# REQUIREMENTS
In the lines below, find how many contain the word "Таблица" and report that figure alone.

# RECORDS TO PROCESS

+===+

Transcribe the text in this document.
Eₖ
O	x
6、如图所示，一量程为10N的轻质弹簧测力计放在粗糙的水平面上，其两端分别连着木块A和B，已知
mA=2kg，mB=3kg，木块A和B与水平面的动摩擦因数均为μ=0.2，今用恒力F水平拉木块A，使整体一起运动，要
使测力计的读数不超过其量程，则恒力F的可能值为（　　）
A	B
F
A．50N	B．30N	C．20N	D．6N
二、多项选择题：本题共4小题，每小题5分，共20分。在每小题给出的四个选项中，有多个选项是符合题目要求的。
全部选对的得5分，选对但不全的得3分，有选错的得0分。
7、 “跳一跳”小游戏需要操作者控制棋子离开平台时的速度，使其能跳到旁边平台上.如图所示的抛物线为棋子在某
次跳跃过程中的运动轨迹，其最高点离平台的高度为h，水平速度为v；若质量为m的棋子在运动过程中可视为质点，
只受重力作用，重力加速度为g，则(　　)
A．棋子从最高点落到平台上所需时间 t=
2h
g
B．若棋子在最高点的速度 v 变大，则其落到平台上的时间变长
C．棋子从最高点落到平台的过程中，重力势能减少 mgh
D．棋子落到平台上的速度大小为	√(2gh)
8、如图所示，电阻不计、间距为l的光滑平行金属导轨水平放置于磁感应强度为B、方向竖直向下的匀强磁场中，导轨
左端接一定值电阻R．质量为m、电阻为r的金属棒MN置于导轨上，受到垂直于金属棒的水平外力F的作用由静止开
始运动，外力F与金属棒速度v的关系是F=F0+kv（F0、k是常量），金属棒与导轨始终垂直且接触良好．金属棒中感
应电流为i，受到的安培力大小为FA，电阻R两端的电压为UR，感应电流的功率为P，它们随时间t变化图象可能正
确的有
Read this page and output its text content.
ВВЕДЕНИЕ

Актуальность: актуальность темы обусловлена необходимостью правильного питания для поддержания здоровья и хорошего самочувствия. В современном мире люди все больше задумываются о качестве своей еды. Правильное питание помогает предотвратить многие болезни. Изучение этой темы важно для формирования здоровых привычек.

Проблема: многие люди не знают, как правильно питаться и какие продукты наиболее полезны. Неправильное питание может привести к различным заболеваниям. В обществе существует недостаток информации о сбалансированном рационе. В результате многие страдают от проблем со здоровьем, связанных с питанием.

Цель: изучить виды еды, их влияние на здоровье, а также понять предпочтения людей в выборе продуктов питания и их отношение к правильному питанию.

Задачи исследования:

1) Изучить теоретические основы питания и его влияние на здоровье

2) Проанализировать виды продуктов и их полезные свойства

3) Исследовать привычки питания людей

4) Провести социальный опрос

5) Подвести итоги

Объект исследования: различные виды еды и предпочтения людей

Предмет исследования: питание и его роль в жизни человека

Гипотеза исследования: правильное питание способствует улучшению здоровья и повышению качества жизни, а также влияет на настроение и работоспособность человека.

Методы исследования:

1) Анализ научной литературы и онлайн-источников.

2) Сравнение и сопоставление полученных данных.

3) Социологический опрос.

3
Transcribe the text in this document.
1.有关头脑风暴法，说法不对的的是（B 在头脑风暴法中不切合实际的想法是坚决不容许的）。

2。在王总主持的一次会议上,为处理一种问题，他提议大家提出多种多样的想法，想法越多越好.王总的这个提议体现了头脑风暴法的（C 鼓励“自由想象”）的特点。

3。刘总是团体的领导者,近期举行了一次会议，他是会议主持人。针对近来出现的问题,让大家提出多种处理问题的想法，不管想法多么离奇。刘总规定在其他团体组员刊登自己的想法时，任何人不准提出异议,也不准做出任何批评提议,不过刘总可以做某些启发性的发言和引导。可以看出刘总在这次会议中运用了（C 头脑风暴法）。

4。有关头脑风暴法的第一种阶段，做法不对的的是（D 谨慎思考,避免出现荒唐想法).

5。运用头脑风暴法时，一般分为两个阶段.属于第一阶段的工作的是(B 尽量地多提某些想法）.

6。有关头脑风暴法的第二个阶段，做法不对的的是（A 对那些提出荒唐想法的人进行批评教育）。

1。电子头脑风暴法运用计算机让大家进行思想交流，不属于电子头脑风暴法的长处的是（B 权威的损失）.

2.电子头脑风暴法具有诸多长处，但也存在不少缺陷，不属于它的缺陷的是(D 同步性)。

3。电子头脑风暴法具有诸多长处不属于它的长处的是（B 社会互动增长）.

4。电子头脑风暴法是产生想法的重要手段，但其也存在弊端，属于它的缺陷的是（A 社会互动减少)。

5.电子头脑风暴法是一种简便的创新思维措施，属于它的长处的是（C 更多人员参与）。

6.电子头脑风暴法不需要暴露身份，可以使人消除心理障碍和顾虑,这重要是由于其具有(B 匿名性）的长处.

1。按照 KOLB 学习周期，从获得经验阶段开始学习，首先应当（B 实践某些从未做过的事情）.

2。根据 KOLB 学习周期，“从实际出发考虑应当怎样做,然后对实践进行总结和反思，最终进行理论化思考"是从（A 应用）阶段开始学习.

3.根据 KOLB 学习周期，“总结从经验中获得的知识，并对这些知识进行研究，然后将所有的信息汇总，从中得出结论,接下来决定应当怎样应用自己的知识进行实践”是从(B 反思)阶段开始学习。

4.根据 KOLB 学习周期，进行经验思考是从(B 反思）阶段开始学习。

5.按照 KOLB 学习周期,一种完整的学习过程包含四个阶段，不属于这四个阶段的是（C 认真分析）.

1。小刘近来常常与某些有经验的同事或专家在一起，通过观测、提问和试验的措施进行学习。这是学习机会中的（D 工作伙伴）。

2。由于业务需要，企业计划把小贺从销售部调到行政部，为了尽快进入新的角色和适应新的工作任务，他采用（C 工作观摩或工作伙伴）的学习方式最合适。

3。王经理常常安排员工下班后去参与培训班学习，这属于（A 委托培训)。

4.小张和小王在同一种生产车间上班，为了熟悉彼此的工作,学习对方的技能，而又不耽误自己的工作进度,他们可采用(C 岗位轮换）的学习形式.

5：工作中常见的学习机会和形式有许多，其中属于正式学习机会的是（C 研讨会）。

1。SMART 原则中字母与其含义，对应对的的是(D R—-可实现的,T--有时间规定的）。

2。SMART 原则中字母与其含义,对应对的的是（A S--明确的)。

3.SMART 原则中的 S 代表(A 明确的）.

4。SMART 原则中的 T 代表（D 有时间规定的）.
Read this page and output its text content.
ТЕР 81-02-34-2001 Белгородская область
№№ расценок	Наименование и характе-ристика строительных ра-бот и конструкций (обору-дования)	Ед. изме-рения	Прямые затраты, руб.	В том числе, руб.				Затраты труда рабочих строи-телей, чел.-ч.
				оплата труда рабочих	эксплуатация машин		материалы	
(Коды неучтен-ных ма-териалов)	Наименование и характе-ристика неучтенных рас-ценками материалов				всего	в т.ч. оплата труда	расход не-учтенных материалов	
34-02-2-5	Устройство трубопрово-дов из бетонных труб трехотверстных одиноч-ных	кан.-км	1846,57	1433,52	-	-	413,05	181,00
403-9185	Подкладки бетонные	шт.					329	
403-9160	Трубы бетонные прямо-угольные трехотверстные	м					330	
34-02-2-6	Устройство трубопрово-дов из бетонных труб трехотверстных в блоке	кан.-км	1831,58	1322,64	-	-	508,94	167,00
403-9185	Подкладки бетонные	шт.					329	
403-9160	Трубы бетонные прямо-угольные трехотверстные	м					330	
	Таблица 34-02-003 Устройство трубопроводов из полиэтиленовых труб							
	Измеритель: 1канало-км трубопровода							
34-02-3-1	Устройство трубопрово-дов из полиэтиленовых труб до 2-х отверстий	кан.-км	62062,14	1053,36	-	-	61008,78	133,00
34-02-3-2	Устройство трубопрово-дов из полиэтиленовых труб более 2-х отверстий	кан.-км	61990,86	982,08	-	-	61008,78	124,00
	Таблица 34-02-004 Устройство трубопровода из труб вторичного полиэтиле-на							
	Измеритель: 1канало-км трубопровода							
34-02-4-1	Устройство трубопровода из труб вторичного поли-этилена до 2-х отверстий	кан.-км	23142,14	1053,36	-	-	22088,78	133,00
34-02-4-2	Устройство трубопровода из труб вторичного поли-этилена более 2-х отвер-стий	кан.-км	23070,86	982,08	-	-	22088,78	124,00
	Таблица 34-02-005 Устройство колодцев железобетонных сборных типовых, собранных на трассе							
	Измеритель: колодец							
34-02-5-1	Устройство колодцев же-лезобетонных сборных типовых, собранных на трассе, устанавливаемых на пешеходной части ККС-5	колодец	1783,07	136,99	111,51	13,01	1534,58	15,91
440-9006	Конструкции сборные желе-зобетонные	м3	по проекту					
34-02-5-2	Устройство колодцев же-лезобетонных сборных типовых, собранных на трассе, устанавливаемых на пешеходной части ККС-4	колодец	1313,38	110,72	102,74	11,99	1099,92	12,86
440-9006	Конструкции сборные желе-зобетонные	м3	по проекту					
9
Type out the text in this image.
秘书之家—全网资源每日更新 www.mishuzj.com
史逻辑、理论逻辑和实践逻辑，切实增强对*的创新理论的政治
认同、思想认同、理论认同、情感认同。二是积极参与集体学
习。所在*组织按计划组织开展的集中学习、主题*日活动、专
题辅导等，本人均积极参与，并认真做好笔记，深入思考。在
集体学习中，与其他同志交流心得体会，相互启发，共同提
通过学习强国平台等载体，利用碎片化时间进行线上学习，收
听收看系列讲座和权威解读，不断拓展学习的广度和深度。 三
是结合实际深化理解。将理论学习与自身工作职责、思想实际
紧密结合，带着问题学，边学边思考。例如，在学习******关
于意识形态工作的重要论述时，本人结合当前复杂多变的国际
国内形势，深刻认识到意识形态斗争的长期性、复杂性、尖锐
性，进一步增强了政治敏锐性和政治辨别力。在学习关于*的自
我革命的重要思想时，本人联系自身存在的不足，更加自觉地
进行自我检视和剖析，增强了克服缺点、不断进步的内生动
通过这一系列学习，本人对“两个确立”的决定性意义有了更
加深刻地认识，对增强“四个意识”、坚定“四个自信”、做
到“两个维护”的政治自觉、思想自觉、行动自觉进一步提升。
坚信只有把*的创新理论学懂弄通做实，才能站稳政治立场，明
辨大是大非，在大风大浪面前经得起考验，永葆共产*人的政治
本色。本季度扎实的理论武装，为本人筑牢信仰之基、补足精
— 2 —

+===+

# FINISHED ANSWER
3